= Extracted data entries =
*-*-*

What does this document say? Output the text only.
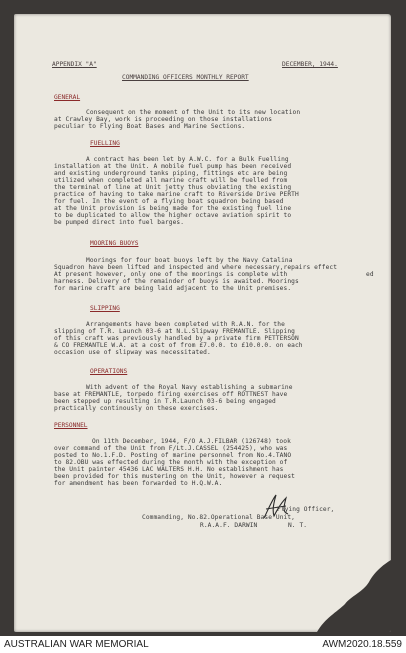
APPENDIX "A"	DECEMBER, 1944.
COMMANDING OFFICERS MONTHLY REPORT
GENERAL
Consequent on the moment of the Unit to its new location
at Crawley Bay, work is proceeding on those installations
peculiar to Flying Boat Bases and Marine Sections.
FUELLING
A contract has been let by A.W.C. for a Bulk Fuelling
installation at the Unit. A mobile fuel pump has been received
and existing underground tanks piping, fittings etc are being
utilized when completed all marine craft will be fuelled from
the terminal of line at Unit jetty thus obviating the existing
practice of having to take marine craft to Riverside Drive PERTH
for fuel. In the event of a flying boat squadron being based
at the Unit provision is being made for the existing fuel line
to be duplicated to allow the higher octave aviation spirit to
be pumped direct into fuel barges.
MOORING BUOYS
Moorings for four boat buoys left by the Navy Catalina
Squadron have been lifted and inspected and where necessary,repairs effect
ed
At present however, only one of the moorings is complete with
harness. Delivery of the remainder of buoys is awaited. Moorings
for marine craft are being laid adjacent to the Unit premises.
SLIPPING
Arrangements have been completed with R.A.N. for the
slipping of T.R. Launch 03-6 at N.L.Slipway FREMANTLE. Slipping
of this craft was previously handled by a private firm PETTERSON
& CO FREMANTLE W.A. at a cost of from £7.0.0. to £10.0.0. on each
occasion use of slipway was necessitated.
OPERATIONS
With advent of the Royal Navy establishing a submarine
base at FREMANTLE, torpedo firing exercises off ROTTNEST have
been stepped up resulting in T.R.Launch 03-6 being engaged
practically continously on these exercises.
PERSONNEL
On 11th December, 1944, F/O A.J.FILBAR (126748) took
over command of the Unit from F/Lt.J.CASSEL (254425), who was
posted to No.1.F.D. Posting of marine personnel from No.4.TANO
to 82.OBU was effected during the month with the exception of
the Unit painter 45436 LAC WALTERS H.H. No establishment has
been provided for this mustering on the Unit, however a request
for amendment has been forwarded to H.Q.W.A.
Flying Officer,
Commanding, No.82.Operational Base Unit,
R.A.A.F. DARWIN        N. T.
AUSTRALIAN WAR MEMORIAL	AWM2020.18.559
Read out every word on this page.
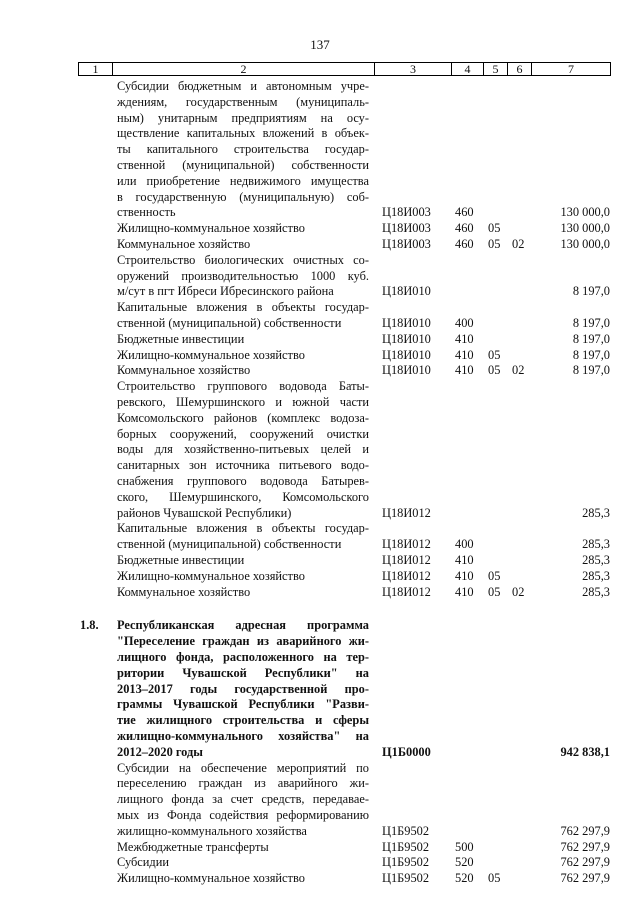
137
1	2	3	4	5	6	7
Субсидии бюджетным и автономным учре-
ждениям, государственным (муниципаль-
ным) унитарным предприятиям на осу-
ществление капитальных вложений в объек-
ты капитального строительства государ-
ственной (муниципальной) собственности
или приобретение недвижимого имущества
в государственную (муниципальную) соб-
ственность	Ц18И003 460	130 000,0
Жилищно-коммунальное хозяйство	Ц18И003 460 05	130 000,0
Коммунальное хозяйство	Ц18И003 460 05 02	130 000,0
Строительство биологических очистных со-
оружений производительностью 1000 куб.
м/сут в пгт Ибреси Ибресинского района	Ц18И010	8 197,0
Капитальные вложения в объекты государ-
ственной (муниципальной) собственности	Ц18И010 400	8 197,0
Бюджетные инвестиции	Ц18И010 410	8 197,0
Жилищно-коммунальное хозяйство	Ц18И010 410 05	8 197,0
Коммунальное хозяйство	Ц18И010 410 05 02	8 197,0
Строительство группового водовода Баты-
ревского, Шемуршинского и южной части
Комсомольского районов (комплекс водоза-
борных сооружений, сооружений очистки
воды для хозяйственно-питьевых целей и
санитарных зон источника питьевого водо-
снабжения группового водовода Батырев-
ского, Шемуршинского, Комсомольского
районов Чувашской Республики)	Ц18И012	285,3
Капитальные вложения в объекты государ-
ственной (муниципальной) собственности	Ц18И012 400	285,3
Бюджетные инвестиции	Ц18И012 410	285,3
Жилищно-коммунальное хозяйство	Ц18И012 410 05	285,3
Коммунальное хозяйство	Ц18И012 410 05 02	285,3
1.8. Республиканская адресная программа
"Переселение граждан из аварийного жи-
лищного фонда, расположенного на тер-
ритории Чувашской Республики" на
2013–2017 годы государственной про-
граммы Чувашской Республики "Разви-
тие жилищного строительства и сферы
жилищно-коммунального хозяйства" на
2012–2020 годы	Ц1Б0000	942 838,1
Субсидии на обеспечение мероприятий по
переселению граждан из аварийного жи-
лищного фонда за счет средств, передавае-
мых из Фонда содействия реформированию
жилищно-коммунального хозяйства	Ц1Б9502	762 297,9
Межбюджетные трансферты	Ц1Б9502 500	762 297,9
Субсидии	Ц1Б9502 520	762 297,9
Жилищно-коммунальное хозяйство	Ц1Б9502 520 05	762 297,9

*-*-*

= Exercise =
Report only how many lines of the listing hold the word "have".

= Result of this task =
3